What is required:
Images should be left out, and everything else in the listing reproduced exactly.

>>>>

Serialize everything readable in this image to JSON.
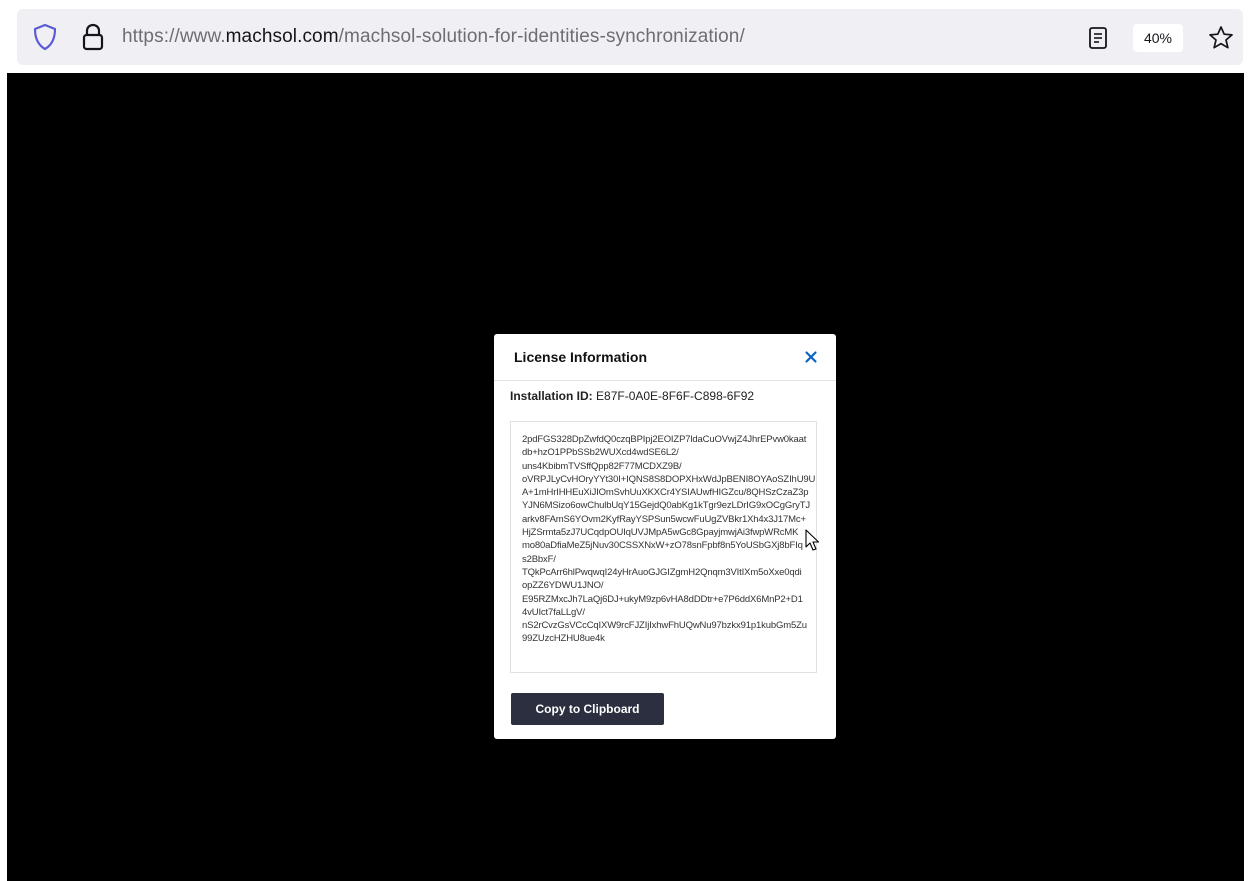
{
  "browser": {
    "url_prefix": "https://www.",
    "url_domain": "machsol.com",
    "url_path": "/machsol-solution-for-identities-synchronization/",
    "zoom": "40%"
  },
  "dialog": {
    "title": "License Information",
    "installation_label": "Installation ID:",
    "installation_id": "E87F-0A0E-8F6F-C898-6F92",
    "license_lines": [
      "2pdFGS328DpZwfdQ0czqBPIpj2EOIZP7ldaCuOVwjZ4JhrEPvw0kaat",
      "db+hzO1PPbSSb2WUXcd4wdSE6L2/",
      "uns4KbibmTVSffQpp82F77MCDXZ9B/",
      "oVRPJLyCvHOryYYt30I+IQNS8S8DOPXHxWdJpBENI8OYAoSZIhU9U",
      "A+1mHrIHHEuXiJIOmSvhUuXKXCr4YSIAUwfHIGZcu/8QHSzCzaZ3p",
      "YJN6MSizo6owChulbUqY15GejdQ0abKg1kTgr9ezLDrIG9xOCgGryTJ",
      "arkv8FAmS6YOvm2KyfRayYSPSun5wcwFuUgZVBkr1Xh4x3J17Mc+",
      "HjZSrmta5zJ7UCqdpOUIqUVJMpA5wGc8GpayjmwjAi3fwpWRcMK",
      "mo80aDfiaMeZ5jNuv30CSSXNxW+zO78snFpbf8n5YoUSbGXj8bFIq",
      "s2BbxF/",
      "TQkPcArr6hlPwqwqI24yHrAuoGJGIZgmH2Qnqm3VItIXm5oXxe0qdi",
      "opZZ6YDWU1JNO/",
      "E95RZMxcJh7LaQj6DJ+ukyM9zp6vHA8dDDtr+e7P6ddX6MnP2+D1",
      "4vUIct7faLLgV/",
      "nS2rCvzGsVCcCqIXW9rcFJZIjIxhwFhUQwNu97bzkx91p1kubGm5Zu",
      "99ZUzcHZHU8ue4k"
    ],
    "copy_button": "Copy to Clipboard"
  },
  "colors": {
    "page_background": "#000000",
    "button_background": "#2c2f3f",
    "close_icon": "#0b63c4",
    "shield_icon": "#5b5bd6"
  },
  "icons": {
    "tracking": "shield-icon",
    "security": "lock-icon",
    "reader": "reader-view-icon",
    "bookmark": "star-icon",
    "close": "close-icon",
    "pointer": "mouse-cursor-icon"
  }
}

<<<<

Solution for this problem:
Serialize everything readable in this image to JSON.
{
  "browser": {
    "url_prefix": "https://www.",
    "url_domain": "machsol.com",
    "url_path": "/machsol-solution-for-identities-synchronization/",
    "zoom": "40%"
  },
  "dialog": {
    "title": "License Information",
    "installation_label": "Installation ID:",
    "installation_id": "E87F-0A0E-8F6F-C898-6F92",
    "license_lines": [
      "2pdFGS328DpZwfdQ0czqBPIpj2EOIZP7ldaCuOVwjZ4JhrEPvw0kaat",
      "db+hzO1PPbSSb2WUXcd4wdSE6L2/",
      "uns4KbibmTVSffQpp82F77MCDXZ9B/",
      "oVRPJLyCvHOryYYt30I+IQNS8S8DOPXHxWdJpBENI8OYAoSZIhU9U",
      "A+1mHrIHHEuXiJIOmSvhUuXKXCr4YSIAUwfHIGZcu/8QHSzCzaZ3p",
      "YJN6MSizo6owChulbUqY15GejdQ0abKg1kTgr9ezLDrIG9xOCgGryTJ",
      "arkv8FAmS6YOvm2KyfRayYSPSun5wcwFuUgZVBkr1Xh4x3J17Mc+",
      "HjZSrmta5zJ7UCqdpOUIqUVJMpA5wGc8GpayjmwjAi3fwpWRcMK",
      "mo80aDfiaMeZ5jNuv30CSSXNxW+zO78snFpbf8n5YoUSbGXj8bFIq",
      "s2BbxF/",
      "TQkPcArr6hlPwqwqI24yHrAuoGJGIZgmH2Qnqm3VItIXm5oXxe0qdi",
      "opZZ6YDWU1JNO/",
      "E95RZMxcJh7LaQj6DJ+ukyM9zp6vHA8dDDtr+e7P6ddX6MnP2+D1",
      "4vUIct7faLLgV/",
      "nS2rCvzGsVCcCqIXW9rcFJZIjIxhwFhUQwNu97bzkx91p1kubGm5Zu",
      "99ZUzcHZHU8ue4k"
    ],
    "copy_button": "Copy to Clipboard"
  },
  "colors": {
    "page_background": "#000000",
    "button_background": "#2c2f3f",
    "close_icon": "#0b63c4",
    "shield_icon": "#5b5bd6"
  },
  "icons": {
    "tracking": "shield-icon",
    "security": "lock-icon",
    "reader": "reader-view-icon",
    "bookmark": "star-icon",
    "close": "close-icon",
    "pointer": "mouse-cursor-icon"
  }
}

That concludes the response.